■ Data records
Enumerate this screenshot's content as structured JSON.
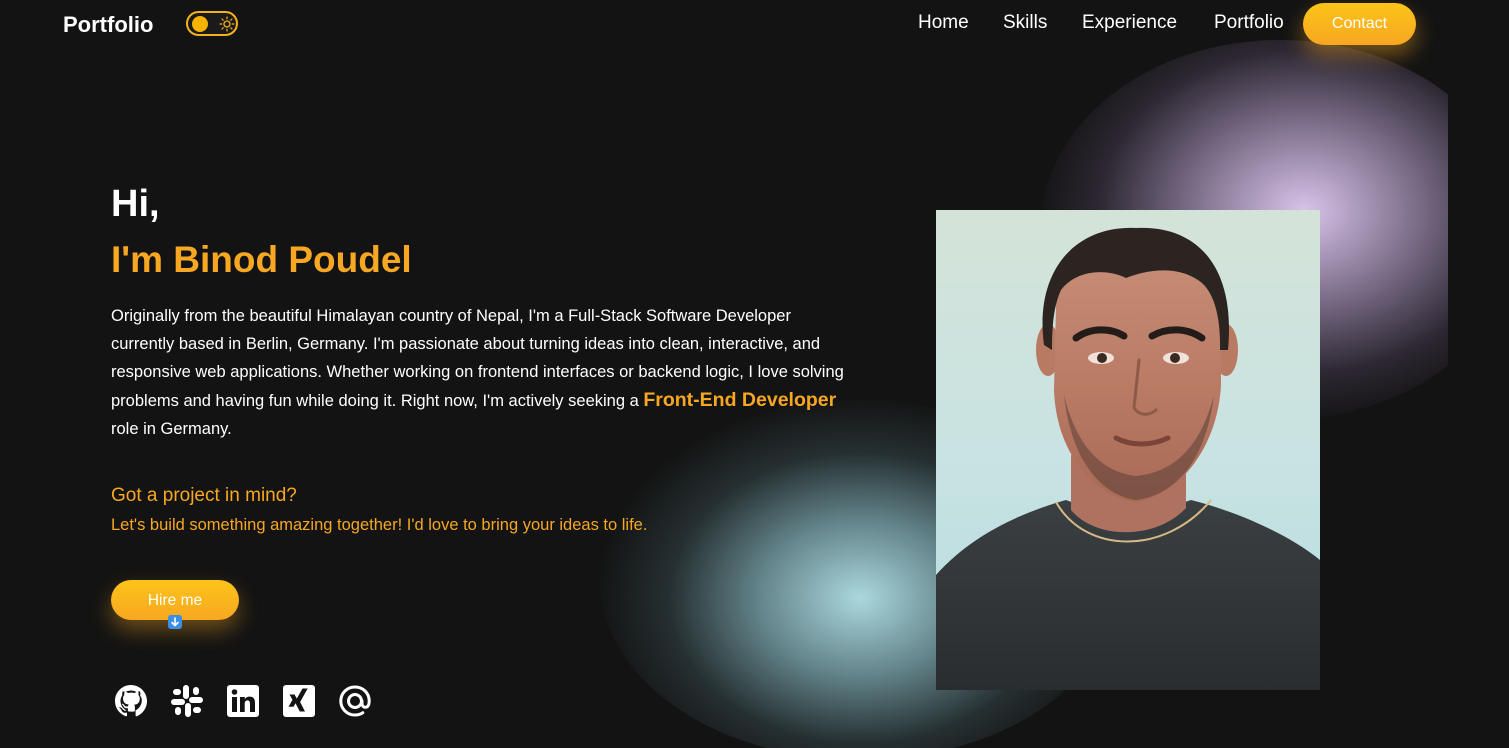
{
  "header": {
    "logo": "Portfolio",
    "nav": [
      "Home",
      "Skills",
      "Experience",
      "Portfolio"
    ],
    "contact_label": "Contact"
  },
  "hero": {
    "greeting": "Hi,",
    "name": "I'm Binod Poudel",
    "bio_before": "Originally from the beautiful Himalayan country of Nepal, I'm a Full-Stack Software Developer currently based in Berlin, Germany. I'm passionate about turning ideas into clean, interactive, and responsive web applications. Whether working on frontend interfaces or backend logic, I love solving problems and having fun while doing it. Right now, I'm actively seeking a ",
    "bio_highlight": "Front-End Developer",
    "bio_after": " role in Germany.",
    "cta_title": "Got a project in mind?",
    "cta_subtitle": "Let's build something amazing together! I'd love to bring your ideas to life.",
    "hire_label": "Hire me"
  },
  "socials": [
    "github-icon",
    "slack-icon",
    "linkedin-icon",
    "xing-icon",
    "at-sign-icon"
  ],
  "colors": {
    "accent": "#f7a721",
    "button_top": "#fcc419",
    "background": "#131313",
    "text": "#ffffff"
  }
}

■ Task directions
Leave out all pictures, then copy the remaining material exactly.

■ Task answer
Enumerate this screenshot's content as structured JSON.
{
  "header": {
    "logo": "Portfolio",
    "nav": [
      "Home",
      "Skills",
      "Experience",
      "Portfolio"
    ],
    "contact_label": "Contact"
  },
  "hero": {
    "greeting": "Hi,",
    "name": "I'm Binod Poudel",
    "bio_before": "Originally from the beautiful Himalayan country of Nepal, I'm a Full-Stack Software Developer currently based in Berlin, Germany. I'm passionate about turning ideas into clean, interactive, and responsive web applications. Whether working on frontend interfaces or backend logic, I love solving problems and having fun while doing it. Right now, I'm actively seeking a ",
    "bio_highlight": "Front-End Developer",
    "bio_after": " role in Germany.",
    "cta_title": "Got a project in mind?",
    "cta_subtitle": "Let's build something amazing together! I'd love to bring your ideas to life.",
    "hire_label": "Hire me"
  },
  "socials": [
    "github-icon",
    "slack-icon",
    "linkedin-icon",
    "xing-icon",
    "at-sign-icon"
  ],
  "colors": {
    "accent": "#f7a721",
    "button_top": "#fcc419",
    "background": "#131313",
    "text": "#ffffff"
  }
}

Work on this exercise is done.